## Problem
Output all records precisely as written.

------------------------------------------------------------------------

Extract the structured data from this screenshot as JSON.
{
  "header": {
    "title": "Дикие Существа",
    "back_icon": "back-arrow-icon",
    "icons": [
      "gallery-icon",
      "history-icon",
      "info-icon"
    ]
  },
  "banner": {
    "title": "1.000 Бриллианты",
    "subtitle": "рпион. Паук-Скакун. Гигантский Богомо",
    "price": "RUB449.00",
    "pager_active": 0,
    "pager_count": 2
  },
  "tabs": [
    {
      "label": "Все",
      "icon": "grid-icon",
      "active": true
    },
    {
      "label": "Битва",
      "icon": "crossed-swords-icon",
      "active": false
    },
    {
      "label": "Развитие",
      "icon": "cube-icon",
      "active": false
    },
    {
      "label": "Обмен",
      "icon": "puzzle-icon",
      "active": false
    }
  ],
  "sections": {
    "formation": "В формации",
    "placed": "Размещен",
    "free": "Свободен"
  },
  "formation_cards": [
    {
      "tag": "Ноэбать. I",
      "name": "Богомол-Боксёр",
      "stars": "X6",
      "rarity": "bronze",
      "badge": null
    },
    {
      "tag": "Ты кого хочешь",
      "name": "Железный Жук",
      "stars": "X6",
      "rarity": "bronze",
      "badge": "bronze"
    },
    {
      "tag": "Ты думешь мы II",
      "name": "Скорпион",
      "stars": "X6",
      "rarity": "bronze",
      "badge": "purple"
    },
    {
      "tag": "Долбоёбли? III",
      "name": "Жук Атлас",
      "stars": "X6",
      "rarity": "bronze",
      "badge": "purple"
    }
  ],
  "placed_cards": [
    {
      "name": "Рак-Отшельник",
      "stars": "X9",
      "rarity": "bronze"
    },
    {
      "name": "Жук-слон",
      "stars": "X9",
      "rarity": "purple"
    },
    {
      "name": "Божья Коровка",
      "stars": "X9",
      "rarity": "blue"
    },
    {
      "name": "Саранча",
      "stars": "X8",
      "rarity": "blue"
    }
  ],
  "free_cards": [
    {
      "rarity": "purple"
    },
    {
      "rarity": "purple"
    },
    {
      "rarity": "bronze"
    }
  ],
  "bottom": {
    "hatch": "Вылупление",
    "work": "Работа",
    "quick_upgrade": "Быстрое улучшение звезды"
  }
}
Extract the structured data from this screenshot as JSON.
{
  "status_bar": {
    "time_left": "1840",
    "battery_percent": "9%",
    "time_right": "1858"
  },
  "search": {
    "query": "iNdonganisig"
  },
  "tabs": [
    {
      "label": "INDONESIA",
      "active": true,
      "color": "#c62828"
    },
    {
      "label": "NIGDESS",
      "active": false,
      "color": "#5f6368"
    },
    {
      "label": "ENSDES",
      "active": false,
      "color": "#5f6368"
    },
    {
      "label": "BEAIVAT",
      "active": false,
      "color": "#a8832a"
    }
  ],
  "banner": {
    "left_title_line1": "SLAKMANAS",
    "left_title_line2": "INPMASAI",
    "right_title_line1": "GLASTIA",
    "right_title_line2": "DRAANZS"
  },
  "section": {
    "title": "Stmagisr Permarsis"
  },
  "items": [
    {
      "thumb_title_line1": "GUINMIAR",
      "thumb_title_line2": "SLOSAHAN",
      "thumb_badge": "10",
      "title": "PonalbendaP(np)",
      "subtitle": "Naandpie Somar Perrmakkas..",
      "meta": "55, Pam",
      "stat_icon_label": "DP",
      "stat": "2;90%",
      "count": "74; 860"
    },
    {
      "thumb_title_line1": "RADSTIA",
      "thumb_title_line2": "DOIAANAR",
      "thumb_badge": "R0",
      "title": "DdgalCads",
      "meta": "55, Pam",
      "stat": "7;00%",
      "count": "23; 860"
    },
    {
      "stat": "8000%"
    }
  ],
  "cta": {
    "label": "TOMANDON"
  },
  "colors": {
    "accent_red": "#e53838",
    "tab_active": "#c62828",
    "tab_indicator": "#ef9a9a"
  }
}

------------------------------------------------------------------------

## Expected answer
Extract the structured data from this screenshot as JSON.
{
  "header": {
    "title": "Дикие Существа",
    "back_icon": "back-arrow-icon",
    "icons": [
      "gallery-icon",
      "history-icon",
      "info-icon"
    ]
  },
  "banner": {
    "title": "1.000 Бриллианты",
    "subtitle": "рпион. Паук-Скакун. Гигантский Богомо",
    "price": "RUB449.00",
    "pager_active": 0,
    "pager_count": 2
  },
  "tabs": [
    {
      "label": "Все",
      "icon": "grid-icon",
      "active": true
    },
    {
      "label": "Битва",
      "icon": "crossed-swords-icon",
      "active": false
    },
    {
      "label": "Развитие",
      "icon": "cube-icon",
      "active": false
    },
    {
      "label": "Обмен",
      "icon": "puzzle-icon",
      "active": false
    }
  ],
  "sections": {
    "formation": "В формации",
    "placed": "Размещен",
    "free": "Свободен"
  },
  "formation_cards": [
    {
      "tag": "Ноэбать. I",
      "name": "Богомол-Боксёр",
      "stars": "X6",
      "rarity": "bronze",
      "badge": null
    },
    {
      "tag": "Ты кого хочешь",
      "name": "Железный Жук",
      "stars": "X6",
      "rarity": "bronze",
      "badge": "bronze"
    },
    {
      "tag": "Ты думешь мы II",
      "name": "Скорпион",
      "stars": "X6",
      "rarity": "bronze",
      "badge": "purple"
    },
    {
      "tag": "Долбоёбли? III",
      "name": "Жук Атлас",
      "stars": "X6",
      "rarity": "bronze",
      "badge": "purple"
    }
  ],
  "placed_cards": [
    {
      "name": "Рак-Отшельник",
      "stars": "X9",
      "rarity": "bronze"
    },
    {
      "name": "Жук-слон",
      "stars": "X9",
      "rarity": "purple"
    },
    {
      "name": "Божья Коровка",
      "stars": "X9",
      "rarity": "blue"
    },
    {
      "name": "Саранча",
      "stars": "X8",
      "rarity": "blue"
    }
  ],
  "free_cards": [
    {
      "rarity": "purple"
    },
    {
      "rarity": "purple"
    },
    {
      "rarity": "bronze"
    }
  ],
  "bottom": {
    "hatch": "Вылупление",
    "work": "Работа",
    "quick_upgrade": "Быстрое улучшение звезды"
  }
}
Extract the structured data from this screenshot as JSON.
{
  "status_bar": {
    "time_left": "1840",
    "battery_percent": "9%",
    "time_right": "1858"
  },
  "search": {
    "query": "iNdonganisig"
  },
  "tabs": [
    {
      "label": "INDONESIA",
      "active": true,
      "color": "#c62828"
    },
    {
      "label": "NIGDESS",
      "active": false,
      "color": "#5f6368"
    },
    {
      "label": "ENSDES",
      "active": false,
      "color": "#5f6368"
    },
    {
      "label": "BEAIVAT",
      "active": false,
      "color": "#a8832a"
    }
  ],
  "banner": {
    "left_title_line1": "SLAKMANAS",
    "left_title_line2": "INPMASAI",
    "right_title_line1": "GLASTIA",
    "right_title_line2": "DRAANZS"
  },
  "section": {
    "title": "Stmagisr Permarsis"
  },
  "items": [
    {
      "thumb_title_line1": "GUINMIAR",
      "thumb_title_line2": "SLOSAHAN",
      "thumb_badge": "10",
      "title": "PonalbendaP(np)",
      "subtitle": "Naandpie Somar Perrmakkas..",
      "meta": "55, Pam",
      "stat_icon_label": "DP",
      "stat": "2;90%",
      "count": "74; 860"
    },
    {
      "thumb_title_line1": "RADSTIA",
      "thumb_title_line2": "DOIAANAR",
      "thumb_badge": "R0",
      "title": "DdgalCads",
      "meta": "55, Pam",
      "stat": "7;00%",
      "count": "23; 860"
    },
    {
      "stat": "8000%"
    }
  ],
  "cta": {
    "label": "TOMANDON"
  },
  "colors": {
    "accent_red": "#e53838",
    "tab_active": "#c62828",
    "tab_indicator": "#ef9a9a"
  }
}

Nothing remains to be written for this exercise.